▶ [TASK TO CARRY OUT]
Skip the pictures. Copy all the rest of the records down exactly.

— START PROVIDED MATERIAL —

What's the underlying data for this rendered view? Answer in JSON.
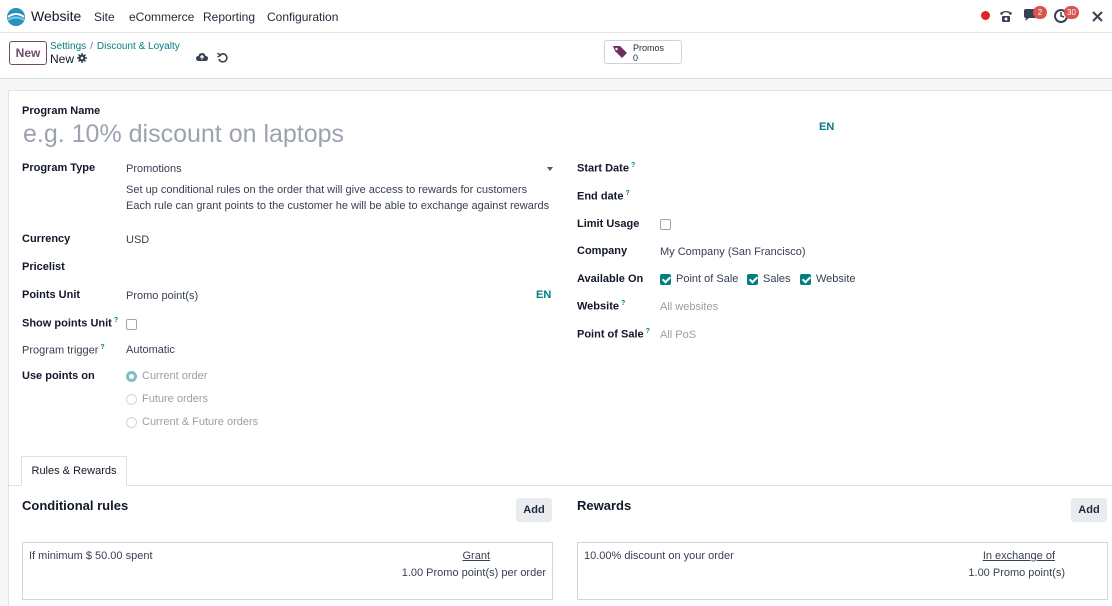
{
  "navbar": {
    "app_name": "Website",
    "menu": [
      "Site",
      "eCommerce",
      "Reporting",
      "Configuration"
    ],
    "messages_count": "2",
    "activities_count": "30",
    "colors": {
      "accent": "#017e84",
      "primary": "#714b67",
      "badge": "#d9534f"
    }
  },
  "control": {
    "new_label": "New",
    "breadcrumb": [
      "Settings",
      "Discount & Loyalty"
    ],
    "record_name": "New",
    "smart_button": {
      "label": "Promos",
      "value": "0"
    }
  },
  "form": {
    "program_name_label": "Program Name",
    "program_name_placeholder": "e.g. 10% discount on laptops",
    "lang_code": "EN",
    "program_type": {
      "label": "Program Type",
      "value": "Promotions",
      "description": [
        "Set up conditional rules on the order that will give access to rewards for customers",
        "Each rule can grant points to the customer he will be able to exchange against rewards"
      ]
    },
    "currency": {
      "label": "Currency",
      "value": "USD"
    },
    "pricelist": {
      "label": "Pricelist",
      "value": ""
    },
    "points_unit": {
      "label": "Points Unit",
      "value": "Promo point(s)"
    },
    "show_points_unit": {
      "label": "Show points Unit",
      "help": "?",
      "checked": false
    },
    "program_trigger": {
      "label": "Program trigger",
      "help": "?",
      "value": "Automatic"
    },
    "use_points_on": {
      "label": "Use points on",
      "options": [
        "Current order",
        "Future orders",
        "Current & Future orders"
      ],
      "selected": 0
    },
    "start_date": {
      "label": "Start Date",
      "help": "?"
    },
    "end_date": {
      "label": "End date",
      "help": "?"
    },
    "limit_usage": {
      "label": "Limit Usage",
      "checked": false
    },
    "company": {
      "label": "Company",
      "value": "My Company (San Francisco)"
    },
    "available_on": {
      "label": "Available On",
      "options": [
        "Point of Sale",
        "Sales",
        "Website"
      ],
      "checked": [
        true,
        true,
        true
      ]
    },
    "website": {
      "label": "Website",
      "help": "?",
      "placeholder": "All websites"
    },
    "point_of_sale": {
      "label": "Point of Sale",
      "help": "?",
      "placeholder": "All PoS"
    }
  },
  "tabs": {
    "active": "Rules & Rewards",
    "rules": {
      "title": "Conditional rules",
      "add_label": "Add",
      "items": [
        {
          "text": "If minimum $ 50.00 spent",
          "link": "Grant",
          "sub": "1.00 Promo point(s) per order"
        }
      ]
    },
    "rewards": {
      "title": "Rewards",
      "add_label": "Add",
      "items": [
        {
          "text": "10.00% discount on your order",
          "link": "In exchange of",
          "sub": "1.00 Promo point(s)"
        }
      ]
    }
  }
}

— END PROVIDED MATERIAL —

▶ [WRITTEN RESPONSE]
What's the underlying data for this rendered view? Answer in JSON.
{
  "navbar": {
    "app_name": "Website",
    "menu": [
      "Site",
      "eCommerce",
      "Reporting",
      "Configuration"
    ],
    "messages_count": "2",
    "activities_count": "30",
    "colors": {
      "accent": "#017e84",
      "primary": "#714b67",
      "badge": "#d9534f"
    }
  },
  "control": {
    "new_label": "New",
    "breadcrumb": [
      "Settings",
      "Discount & Loyalty"
    ],
    "record_name": "New",
    "smart_button": {
      "label": "Promos",
      "value": "0"
    }
  },
  "form": {
    "program_name_label": "Program Name",
    "program_name_placeholder": "e.g. 10% discount on laptops",
    "lang_code": "EN",
    "program_type": {
      "label": "Program Type",
      "value": "Promotions",
      "description": [
        "Set up conditional rules on the order that will give access to rewards for customers",
        "Each rule can grant points to the customer he will be able to exchange against rewards"
      ]
    },
    "currency": {
      "label": "Currency",
      "value": "USD"
    },
    "pricelist": {
      "label": "Pricelist",
      "value": ""
    },
    "points_unit": {
      "label": "Points Unit",
      "value": "Promo point(s)"
    },
    "show_points_unit": {
      "label": "Show points Unit",
      "help": "?",
      "checked": false
    },
    "program_trigger": {
      "label": "Program trigger",
      "help": "?",
      "value": "Automatic"
    },
    "use_points_on": {
      "label": "Use points on",
      "options": [
        "Current order",
        "Future orders",
        "Current & Future orders"
      ],
      "selected": 0
    },
    "start_date": {
      "label": "Start Date",
      "help": "?"
    },
    "end_date": {
      "label": "End date",
      "help": "?"
    },
    "limit_usage": {
      "label": "Limit Usage",
      "checked": false
    },
    "company": {
      "label": "Company",
      "value": "My Company (San Francisco)"
    },
    "available_on": {
      "label": "Available On",
      "options": [
        "Point of Sale",
        "Sales",
        "Website"
      ],
      "checked": [
        true,
        true,
        true
      ]
    },
    "website": {
      "label": "Website",
      "help": "?",
      "placeholder": "All websites"
    },
    "point_of_sale": {
      "label": "Point of Sale",
      "help": "?",
      "placeholder": "All PoS"
    }
  },
  "tabs": {
    "active": "Rules & Rewards",
    "rules": {
      "title": "Conditional rules",
      "add_label": "Add",
      "items": [
        {
          "text": "If minimum $ 50.00 spent",
          "link": "Grant",
          "sub": "1.00 Promo point(s) per order"
        }
      ]
    },
    "rewards": {
      "title": "Rewards",
      "add_label": "Add",
      "items": [
        {
          "text": "10.00% discount on your order",
          "link": "In exchange of",
          "sub": "1.00 Promo point(s)"
        }
      ]
    }
  }
}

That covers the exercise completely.